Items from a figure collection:
────────────────────

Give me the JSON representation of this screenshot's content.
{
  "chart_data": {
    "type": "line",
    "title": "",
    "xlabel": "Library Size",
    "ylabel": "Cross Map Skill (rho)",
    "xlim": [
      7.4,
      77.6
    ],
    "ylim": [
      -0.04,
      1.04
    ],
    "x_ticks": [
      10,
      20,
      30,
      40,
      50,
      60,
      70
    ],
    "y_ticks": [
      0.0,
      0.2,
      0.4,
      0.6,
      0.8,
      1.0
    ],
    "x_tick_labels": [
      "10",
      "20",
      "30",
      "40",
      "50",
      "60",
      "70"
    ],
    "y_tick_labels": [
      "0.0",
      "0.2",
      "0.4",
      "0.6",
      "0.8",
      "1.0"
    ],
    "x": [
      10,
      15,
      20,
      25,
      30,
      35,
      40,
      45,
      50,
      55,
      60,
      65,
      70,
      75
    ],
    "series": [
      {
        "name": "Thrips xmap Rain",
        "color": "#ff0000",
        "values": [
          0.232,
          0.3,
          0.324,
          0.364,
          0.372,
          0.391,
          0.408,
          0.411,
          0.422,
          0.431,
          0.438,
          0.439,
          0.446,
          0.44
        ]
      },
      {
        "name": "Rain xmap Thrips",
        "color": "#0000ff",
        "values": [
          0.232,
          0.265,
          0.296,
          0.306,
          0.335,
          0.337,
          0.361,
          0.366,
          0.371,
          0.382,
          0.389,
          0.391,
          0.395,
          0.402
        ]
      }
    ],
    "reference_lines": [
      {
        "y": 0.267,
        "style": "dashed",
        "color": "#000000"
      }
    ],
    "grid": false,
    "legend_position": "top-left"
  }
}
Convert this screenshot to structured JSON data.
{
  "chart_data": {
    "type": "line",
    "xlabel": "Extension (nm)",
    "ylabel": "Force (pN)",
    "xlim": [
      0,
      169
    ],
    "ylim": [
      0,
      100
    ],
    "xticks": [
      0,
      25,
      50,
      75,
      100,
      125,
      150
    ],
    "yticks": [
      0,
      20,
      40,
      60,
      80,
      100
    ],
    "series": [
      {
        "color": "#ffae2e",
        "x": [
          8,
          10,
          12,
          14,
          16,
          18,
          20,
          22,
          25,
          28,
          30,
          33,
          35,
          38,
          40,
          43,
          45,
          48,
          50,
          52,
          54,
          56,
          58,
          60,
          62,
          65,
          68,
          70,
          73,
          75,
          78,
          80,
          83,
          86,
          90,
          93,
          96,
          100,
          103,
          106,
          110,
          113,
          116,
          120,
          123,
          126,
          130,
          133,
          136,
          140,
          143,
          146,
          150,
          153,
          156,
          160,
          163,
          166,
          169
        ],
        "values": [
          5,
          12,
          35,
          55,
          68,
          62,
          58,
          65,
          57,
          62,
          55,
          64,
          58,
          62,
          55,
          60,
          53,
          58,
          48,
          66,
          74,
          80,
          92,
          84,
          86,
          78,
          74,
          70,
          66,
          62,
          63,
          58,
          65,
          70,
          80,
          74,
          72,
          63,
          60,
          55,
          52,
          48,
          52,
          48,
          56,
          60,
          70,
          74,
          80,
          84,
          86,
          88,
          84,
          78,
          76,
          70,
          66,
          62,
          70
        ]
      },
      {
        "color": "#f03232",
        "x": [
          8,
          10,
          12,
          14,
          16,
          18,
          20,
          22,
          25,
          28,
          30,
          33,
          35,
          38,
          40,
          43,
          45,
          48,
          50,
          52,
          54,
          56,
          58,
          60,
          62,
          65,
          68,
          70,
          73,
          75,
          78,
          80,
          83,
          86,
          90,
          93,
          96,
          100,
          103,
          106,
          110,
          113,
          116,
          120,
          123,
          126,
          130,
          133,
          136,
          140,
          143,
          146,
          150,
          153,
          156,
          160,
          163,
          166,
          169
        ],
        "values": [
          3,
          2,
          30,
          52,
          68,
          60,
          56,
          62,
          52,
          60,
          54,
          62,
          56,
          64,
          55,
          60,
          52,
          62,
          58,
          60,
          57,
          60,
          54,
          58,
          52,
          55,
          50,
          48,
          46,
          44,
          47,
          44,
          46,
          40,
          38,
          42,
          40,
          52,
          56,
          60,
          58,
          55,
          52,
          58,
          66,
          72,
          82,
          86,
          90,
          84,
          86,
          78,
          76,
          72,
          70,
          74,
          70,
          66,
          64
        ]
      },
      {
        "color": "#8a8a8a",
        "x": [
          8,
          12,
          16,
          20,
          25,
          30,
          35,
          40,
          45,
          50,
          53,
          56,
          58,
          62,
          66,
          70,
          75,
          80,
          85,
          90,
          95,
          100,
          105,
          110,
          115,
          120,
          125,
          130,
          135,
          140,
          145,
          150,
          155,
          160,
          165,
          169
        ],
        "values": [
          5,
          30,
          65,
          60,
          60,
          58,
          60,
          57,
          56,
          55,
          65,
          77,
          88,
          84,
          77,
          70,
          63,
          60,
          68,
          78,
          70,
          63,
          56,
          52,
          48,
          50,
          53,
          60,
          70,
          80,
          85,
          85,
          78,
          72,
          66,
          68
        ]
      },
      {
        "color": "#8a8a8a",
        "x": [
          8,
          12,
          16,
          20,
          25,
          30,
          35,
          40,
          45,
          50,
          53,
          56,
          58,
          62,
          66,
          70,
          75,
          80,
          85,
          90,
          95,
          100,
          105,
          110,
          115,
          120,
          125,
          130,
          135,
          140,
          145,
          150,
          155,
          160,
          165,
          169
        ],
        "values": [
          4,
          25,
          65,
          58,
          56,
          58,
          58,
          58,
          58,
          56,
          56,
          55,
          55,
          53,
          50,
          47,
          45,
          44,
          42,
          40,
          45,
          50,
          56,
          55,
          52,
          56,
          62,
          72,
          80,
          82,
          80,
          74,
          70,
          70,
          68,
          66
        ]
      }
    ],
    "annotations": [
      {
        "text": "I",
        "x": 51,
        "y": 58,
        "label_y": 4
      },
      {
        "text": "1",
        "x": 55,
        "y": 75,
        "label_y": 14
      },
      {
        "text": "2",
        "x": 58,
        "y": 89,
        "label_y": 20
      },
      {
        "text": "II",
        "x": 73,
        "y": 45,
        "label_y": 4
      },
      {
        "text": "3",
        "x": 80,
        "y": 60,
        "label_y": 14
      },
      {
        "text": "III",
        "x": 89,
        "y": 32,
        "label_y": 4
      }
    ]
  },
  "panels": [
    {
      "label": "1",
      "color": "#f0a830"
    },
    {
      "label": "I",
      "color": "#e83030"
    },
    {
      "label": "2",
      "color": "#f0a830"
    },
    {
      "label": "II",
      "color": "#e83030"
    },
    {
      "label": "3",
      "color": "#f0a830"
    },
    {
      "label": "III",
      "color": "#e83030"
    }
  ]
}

────────────────────

# Objective
Copy each line of the entries that includes the word "ylabel".

# Response for this exercise
    "ylabel": "Cross Map Skill (rho)",
    "ylabel": "Force (pN)",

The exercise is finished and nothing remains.